## Given problem
The data below needs to be returned exactly, line for line.

## Data extract
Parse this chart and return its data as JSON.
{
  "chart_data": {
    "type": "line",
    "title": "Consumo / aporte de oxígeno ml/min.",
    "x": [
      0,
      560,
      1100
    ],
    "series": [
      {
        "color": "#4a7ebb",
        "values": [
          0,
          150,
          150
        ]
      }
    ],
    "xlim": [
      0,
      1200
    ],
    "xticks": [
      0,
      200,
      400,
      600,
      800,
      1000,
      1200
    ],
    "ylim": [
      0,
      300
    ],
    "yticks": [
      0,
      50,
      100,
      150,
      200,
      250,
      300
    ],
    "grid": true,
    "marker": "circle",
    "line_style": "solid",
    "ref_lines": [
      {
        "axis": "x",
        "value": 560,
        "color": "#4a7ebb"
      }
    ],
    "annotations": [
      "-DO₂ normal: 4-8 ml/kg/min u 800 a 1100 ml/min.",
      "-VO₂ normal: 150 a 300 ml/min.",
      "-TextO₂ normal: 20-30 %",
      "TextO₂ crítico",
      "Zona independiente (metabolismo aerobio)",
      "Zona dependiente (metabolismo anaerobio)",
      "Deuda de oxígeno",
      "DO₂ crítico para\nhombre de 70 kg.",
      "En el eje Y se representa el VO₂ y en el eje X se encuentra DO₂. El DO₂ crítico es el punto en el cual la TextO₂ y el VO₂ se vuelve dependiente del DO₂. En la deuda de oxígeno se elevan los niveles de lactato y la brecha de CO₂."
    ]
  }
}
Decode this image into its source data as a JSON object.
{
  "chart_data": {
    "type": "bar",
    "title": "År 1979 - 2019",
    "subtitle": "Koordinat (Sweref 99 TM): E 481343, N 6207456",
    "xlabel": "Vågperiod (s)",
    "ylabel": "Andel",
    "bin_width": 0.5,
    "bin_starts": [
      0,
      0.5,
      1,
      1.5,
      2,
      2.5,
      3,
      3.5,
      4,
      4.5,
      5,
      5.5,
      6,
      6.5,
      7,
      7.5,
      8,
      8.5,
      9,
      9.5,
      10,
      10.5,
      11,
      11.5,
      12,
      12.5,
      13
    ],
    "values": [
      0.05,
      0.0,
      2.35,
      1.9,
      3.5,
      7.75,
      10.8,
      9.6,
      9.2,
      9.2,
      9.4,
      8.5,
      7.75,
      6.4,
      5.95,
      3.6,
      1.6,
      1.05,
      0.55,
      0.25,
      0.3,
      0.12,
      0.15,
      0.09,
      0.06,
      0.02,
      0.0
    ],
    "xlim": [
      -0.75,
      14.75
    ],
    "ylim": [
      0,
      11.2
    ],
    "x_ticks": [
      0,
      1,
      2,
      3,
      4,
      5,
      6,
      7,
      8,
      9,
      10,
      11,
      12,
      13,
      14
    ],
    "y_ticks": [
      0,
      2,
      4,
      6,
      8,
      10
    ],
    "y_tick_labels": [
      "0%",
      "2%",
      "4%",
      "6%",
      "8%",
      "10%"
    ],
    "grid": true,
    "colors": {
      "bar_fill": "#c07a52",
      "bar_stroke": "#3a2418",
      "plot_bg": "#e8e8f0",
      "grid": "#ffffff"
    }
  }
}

## The result
Parse this chart and return its data as JSON.
{
  "chart_data": {
    "type": "line",
    "title": "Consumo / aporte de oxígeno ml/min.",
    "x": [
      0,
      560,
      1100
    ],
    "series": [
      {
        "color": "#4a7ebb",
        "values": [
          0,
          150,
          150
        ]
      }
    ],
    "xlim": [
      0,
      1200
    ],
    "xticks": [
      0,
      200,
      400,
      600,
      800,
      1000,
      1200
    ],
    "ylim": [
      0,
      300
    ],
    "yticks": [
      0,
      50,
      100,
      150,
      200,
      250,
      300
    ],
    "grid": true,
    "marker": "circle",
    "line_style": "solid",
    "ref_lines": [
      {
        "axis": "x",
        "value": 560,
        "color": "#4a7ebb"
      }
    ],
    "annotations": [
      "-DO₂ normal: 4-8 ml/kg/min u 800 a 1100 ml/min.",
      "-VO₂ normal: 150 a 300 ml/min.",
      "-TextO₂ normal: 20-30 %",
      "TextO₂ crítico",
      "Zona independiente (metabolismo aerobio)",
      "Zona dependiente (metabolismo anaerobio)",
      "Deuda de oxígeno",
      "DO₂ crítico para\nhombre de 70 kg.",
      "En el eje Y se representa el VO₂ y en el eje X se encuentra DO₂. El DO₂ crítico es el punto en el cual la TextO₂ y el VO₂ se vuelve dependiente del DO₂. En la deuda de oxígeno se elevan los niveles de lactato y la brecha de CO₂."
    ]
  }
}
Decode this image into its source data as a JSON object.
{
  "chart_data": {
    "type": "bar",
    "title": "År 1979 - 2019",
    "subtitle": "Koordinat (Sweref 99 TM): E 481343, N 6207456",
    "xlabel": "Vågperiod (s)",
    "ylabel": "Andel",
    "bin_width": 0.5,
    "bin_starts": [
      0,
      0.5,
      1,
      1.5,
      2,
      2.5,
      3,
      3.5,
      4,
      4.5,
      5,
      5.5,
      6,
      6.5,
      7,
      7.5,
      8,
      8.5,
      9,
      9.5,
      10,
      10.5,
      11,
      11.5,
      12,
      12.5,
      13
    ],
    "values": [
      0.05,
      0.0,
      2.35,
      1.9,
      3.5,
      7.75,
      10.8,
      9.6,
      9.2,
      9.2,
      9.4,
      8.5,
      7.75,
      6.4,
      5.95,
      3.6,
      1.6,
      1.05,
      0.55,
      0.25,
      0.3,
      0.12,
      0.15,
      0.09,
      0.06,
      0.02,
      0.0
    ],
    "xlim": [
      -0.75,
      14.75
    ],
    "ylim": [
      0,
      11.2
    ],
    "x_ticks": [
      0,
      1,
      2,
      3,
      4,
      5,
      6,
      7,
      8,
      9,
      10,
      11,
      12,
      13,
      14
    ],
    "y_ticks": [
      0,
      2,
      4,
      6,
      8,
      10
    ],
    "y_tick_labels": [
      "0%",
      "2%",
      "4%",
      "6%",
      "8%",
      "10%"
    ],
    "grid": true,
    "colors": {
      "bar_fill": "#c07a52",
      "bar_stroke": "#3a2418",
      "plot_bg": "#e8e8f0",
      "grid": "#ffffff"
    }
  }
}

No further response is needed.